(Items from a figure collection)
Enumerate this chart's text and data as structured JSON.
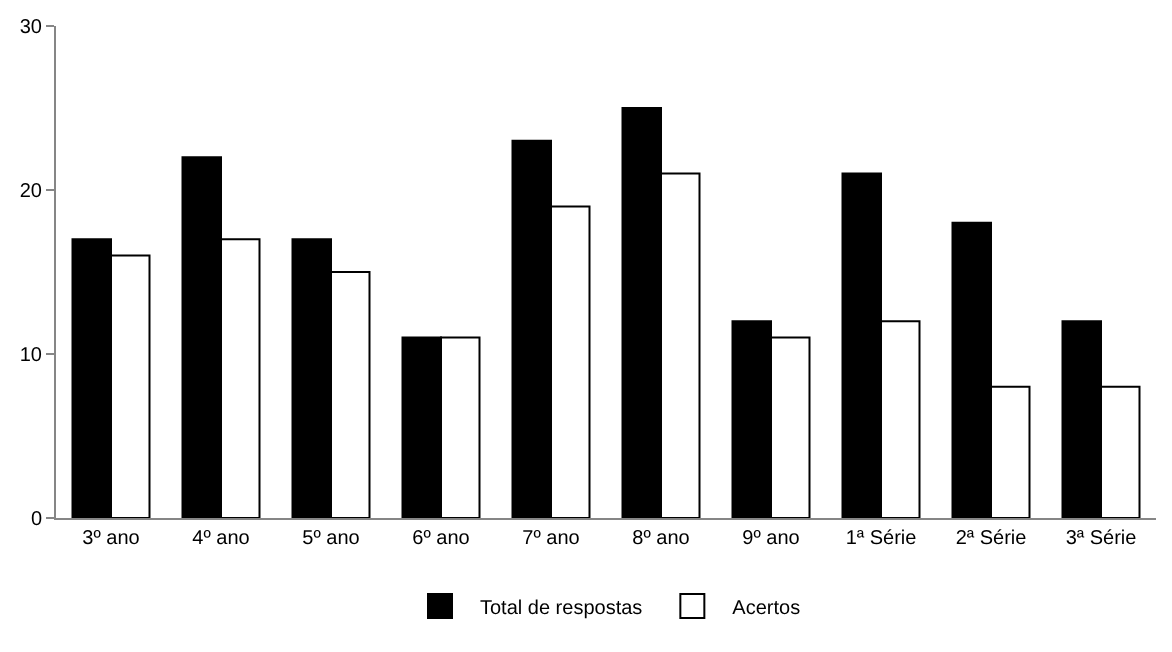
{
  "chart_data": {
    "type": "bar",
    "categories": [
      "3º ano",
      "4º ano",
      "5º ano",
      "6º ano",
      "7º ano",
      "8º ano",
      "9º ano",
      "1ª Série",
      "2ª Série",
      "3ª Série"
    ],
    "series": [
      {
        "name": "Total de respostas",
        "color": "#000000",
        "values": [
          17,
          22,
          17,
          11,
          23,
          25,
          12,
          21,
          18,
          12
        ]
      },
      {
        "name": "Acertos",
        "color": "#ffffff",
        "values": [
          16,
          17,
          15,
          11,
          19,
          21,
          11,
          12,
          8,
          8
        ]
      }
    ],
    "ylim": [
      0,
      30
    ],
    "yticks": [
      0,
      10,
      20,
      30
    ],
    "grid": false,
    "legend": "bottom"
  }
}
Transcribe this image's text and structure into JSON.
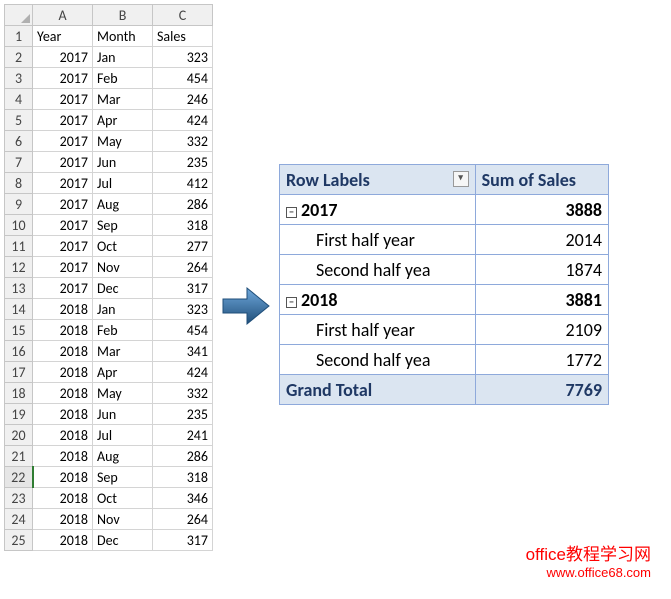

*To do*. Transcribe the whole listing exactly. Pictures are excluded.

*The completed task*.
Enumerate this chart's text and data as structured JSON.
{
  "chart_data": {
    "type": "bar",
    "categories": [
      "3º ano",
      "4º ano",
      "5º ano",
      "6º ano",
      "7º ano",
      "8º ano",
      "9º ano",
      "1ª Série",
      "2ª Série",
      "3ª Série"
    ],
    "series": [
      {
        "name": "Total de respostas",
        "color": "#000000",
        "values": [
          17,
          22,
          17,
          11,
          23,
          25,
          12,
          21,
          18,
          12
        ]
      },
      {
        "name": "Acertos",
        "color": "#ffffff",
        "values": [
          16,
          17,
          15,
          11,
          19,
          21,
          11,
          12,
          8,
          8
        ]
      }
    ],
    "ylim": [
      0,
      30
    ],
    "yticks": [
      0,
      10,
      20,
      30
    ],
    "grid": false,
    "legend": "bottom"
  }
}
Transcribe this image's text and structure into JSON.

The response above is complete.